Could you write out everything from the first line down to the line containing "The induction coil 113 is at (218, 810).", both included, word for word?

'''

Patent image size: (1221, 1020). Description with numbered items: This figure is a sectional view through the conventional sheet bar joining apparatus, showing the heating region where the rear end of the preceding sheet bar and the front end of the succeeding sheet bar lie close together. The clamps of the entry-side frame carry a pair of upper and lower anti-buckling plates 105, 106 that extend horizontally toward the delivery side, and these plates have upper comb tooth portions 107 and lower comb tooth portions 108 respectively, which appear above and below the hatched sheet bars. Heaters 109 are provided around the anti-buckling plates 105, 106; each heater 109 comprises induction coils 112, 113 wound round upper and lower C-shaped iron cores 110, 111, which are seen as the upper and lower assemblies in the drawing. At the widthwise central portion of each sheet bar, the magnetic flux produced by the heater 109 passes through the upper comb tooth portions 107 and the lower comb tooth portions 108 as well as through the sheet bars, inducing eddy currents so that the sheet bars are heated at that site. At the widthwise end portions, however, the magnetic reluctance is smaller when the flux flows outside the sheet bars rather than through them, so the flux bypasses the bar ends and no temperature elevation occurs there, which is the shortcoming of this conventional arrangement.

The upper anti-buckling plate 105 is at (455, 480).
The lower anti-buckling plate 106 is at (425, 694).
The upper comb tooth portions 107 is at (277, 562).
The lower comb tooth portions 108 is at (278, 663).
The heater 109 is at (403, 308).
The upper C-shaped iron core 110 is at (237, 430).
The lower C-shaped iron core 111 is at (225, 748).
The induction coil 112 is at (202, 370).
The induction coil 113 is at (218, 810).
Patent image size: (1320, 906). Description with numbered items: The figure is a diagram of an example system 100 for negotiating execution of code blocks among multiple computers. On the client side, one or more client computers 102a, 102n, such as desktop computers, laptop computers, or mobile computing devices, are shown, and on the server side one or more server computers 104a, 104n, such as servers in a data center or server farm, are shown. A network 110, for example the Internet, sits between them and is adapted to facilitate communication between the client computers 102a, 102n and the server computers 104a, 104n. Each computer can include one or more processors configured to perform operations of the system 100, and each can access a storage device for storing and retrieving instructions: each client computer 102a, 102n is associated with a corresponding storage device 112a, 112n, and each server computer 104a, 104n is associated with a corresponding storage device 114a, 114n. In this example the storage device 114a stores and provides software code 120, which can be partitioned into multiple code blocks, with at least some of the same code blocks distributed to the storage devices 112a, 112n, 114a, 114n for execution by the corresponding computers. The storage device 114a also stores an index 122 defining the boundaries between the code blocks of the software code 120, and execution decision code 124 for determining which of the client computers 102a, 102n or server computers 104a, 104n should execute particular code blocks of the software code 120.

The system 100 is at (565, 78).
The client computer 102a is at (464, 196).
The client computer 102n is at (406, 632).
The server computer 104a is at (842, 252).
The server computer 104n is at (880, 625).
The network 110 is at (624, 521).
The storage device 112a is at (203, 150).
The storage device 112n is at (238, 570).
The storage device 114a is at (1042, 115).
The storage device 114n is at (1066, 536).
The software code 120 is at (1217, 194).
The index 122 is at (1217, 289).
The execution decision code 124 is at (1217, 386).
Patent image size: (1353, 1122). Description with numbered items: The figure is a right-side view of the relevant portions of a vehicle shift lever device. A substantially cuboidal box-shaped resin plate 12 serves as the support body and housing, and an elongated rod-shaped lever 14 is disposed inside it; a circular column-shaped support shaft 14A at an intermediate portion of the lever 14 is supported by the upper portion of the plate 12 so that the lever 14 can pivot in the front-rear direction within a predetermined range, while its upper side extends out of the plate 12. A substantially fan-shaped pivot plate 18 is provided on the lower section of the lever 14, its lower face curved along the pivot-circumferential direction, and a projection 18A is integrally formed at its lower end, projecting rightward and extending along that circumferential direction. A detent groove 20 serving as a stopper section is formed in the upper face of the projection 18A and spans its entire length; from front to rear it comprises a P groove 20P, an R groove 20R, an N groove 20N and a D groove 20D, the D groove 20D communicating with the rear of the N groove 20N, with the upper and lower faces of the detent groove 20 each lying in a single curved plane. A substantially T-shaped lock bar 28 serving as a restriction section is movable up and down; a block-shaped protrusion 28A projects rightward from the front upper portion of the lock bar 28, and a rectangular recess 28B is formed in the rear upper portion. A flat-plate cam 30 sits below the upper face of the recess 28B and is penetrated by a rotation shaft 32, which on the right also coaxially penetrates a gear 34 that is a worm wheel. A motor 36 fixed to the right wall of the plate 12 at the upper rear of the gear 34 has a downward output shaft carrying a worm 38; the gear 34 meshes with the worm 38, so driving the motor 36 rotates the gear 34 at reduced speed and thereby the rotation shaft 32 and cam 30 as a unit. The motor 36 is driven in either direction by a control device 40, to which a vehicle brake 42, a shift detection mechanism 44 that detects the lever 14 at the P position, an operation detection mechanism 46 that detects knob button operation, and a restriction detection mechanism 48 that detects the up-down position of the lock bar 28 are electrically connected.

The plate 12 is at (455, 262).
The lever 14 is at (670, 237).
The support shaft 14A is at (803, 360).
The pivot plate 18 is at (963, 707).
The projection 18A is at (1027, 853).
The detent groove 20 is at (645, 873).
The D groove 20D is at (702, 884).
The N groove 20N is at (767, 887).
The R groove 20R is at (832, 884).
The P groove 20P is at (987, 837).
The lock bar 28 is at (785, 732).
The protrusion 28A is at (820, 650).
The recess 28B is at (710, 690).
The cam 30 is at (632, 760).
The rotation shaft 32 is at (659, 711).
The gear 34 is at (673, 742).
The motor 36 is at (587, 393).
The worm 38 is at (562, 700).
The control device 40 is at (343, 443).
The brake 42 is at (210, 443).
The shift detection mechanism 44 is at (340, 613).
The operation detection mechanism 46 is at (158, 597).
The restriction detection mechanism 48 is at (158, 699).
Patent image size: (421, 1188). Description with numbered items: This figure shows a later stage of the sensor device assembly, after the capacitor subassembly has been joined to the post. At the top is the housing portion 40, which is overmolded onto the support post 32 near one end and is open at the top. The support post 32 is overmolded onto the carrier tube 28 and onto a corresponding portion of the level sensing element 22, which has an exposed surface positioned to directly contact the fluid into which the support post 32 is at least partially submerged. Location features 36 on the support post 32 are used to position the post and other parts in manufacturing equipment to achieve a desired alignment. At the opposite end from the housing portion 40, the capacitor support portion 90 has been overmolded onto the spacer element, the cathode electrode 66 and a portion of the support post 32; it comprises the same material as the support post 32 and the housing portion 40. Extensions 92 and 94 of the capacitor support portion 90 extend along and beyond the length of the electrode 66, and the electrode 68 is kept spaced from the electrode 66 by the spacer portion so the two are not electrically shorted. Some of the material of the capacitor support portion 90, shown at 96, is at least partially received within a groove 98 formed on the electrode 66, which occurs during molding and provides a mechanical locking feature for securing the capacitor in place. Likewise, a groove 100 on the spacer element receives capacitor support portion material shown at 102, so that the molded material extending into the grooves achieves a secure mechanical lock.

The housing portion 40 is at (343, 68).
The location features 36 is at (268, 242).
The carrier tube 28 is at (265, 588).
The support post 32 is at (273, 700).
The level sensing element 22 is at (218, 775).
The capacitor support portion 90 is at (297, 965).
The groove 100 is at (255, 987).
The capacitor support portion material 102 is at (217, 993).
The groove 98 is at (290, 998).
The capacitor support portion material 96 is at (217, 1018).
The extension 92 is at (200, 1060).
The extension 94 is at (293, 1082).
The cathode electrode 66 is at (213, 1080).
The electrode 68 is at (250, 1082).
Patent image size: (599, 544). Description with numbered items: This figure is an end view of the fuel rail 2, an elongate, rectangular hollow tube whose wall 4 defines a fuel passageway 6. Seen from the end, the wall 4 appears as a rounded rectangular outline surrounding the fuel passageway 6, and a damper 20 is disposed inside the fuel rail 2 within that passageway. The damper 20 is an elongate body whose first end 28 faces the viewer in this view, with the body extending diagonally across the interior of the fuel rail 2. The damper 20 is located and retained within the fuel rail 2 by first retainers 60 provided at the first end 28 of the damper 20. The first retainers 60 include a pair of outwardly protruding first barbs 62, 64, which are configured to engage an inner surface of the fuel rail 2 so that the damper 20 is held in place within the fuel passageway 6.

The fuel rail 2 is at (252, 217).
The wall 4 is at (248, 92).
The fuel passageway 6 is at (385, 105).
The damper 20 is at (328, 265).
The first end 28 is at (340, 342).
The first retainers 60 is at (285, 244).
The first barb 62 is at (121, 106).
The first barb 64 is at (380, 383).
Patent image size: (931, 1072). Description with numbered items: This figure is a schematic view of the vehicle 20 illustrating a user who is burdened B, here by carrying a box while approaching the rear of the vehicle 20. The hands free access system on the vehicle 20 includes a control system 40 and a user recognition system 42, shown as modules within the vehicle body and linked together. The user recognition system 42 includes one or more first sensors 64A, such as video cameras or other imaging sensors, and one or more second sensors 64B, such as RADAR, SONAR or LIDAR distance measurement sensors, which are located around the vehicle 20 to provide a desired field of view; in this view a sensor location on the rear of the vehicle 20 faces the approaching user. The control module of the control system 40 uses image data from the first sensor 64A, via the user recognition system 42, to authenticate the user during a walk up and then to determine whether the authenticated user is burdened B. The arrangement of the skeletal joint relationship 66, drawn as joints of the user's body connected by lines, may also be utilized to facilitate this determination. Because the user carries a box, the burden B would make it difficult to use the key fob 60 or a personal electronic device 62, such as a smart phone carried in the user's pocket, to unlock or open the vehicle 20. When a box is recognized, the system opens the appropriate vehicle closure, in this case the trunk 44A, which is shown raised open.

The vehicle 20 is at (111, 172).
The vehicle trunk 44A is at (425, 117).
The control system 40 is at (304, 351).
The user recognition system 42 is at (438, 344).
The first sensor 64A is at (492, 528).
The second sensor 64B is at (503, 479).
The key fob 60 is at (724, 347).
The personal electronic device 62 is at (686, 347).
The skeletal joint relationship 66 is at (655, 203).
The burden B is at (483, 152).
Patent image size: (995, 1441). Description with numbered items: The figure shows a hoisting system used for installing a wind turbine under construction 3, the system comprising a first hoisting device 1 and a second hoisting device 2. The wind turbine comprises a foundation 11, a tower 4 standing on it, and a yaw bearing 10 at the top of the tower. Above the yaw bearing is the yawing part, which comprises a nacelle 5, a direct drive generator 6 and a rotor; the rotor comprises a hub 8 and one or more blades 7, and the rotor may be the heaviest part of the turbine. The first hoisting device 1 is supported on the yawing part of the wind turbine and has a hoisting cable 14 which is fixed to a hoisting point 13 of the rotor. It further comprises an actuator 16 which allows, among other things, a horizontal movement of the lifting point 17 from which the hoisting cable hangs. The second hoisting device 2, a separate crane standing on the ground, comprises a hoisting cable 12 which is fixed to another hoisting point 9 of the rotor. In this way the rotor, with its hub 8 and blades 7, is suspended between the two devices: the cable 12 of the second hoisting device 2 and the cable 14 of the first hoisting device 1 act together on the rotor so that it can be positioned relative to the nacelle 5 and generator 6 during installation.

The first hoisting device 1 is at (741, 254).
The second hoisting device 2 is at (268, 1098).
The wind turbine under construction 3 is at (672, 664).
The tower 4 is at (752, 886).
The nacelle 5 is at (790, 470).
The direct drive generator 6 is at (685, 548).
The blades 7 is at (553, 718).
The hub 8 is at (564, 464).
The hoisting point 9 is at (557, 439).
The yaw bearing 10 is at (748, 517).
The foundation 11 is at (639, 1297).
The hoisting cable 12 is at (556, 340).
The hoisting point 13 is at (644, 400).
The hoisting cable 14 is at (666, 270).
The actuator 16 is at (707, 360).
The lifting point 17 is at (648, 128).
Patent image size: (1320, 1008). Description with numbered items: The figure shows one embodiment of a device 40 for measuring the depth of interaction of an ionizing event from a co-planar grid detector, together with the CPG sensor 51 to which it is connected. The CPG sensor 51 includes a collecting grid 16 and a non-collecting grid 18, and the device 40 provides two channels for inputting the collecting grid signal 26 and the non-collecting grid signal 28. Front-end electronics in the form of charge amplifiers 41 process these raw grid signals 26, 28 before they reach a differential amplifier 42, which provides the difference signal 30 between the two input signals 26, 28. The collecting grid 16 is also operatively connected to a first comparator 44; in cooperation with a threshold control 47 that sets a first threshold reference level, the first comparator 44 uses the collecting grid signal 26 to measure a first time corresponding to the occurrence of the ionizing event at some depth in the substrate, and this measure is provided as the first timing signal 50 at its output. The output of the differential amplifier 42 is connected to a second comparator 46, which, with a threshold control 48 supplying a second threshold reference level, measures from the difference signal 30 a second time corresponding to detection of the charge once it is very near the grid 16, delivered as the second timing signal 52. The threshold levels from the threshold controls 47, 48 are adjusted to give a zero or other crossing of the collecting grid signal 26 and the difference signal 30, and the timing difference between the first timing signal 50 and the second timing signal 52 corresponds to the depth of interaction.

'''

__Complete output__
Patent image size: (1221, 1020). Description with numbered items: This figure is a sectional view through the conventional sheet bar joining apparatus, showing the heating region where the rear end of the preceding sheet bar and the front end of the succeeding sheet bar lie close together. The clamps of the entry-side frame carry a pair of upper and lower anti-buckling plates 105, 106 that extend horizontally toward the delivery side, and these plates have upper comb tooth portions 107 and lower comb tooth portions 108 respectively, which appear above and below the hatched sheet bars. Heaters 109 are provided around the anti-buckling plates 105, 106; each heater 109 comprises induction coils 112, 113 wound round upper and lower C-shaped iron cores 110, 111, which are seen as the upper and lower assemblies in the drawing. At the widthwise central portion of each sheet bar, the magnetic flux produced by the heater 109 passes through the upper comb tooth portions 107 and the lower comb tooth portions 108 as well as through the sheet bars, inducing eddy currents so that the sheet bars are heated at that site. At the widthwise end portions, however, the magnetic reluctance is smaller when the flux flows outside the sheet bars rather than through them, so the flux bypasses the bar ends and no temperature elevation occurs there, which is the shortcoming of this conventional arrangement.

The upper anti-buckling plate 105 is at (455, 480).
The lower anti-buckling plate 106 is at (425, 694).
The upper comb tooth portions 107 is at (277, 562).
The lower comb tooth portions 108 is at (278, 663).
The heater 109 is at (403, 308).
The upper C-shaped iron core 110 is at (237, 430).
The lower C-shaped iron core 111 is at (225, 748).
The induction coil 112 is at (202, 370).
The induction coil 113 is at (218, 810).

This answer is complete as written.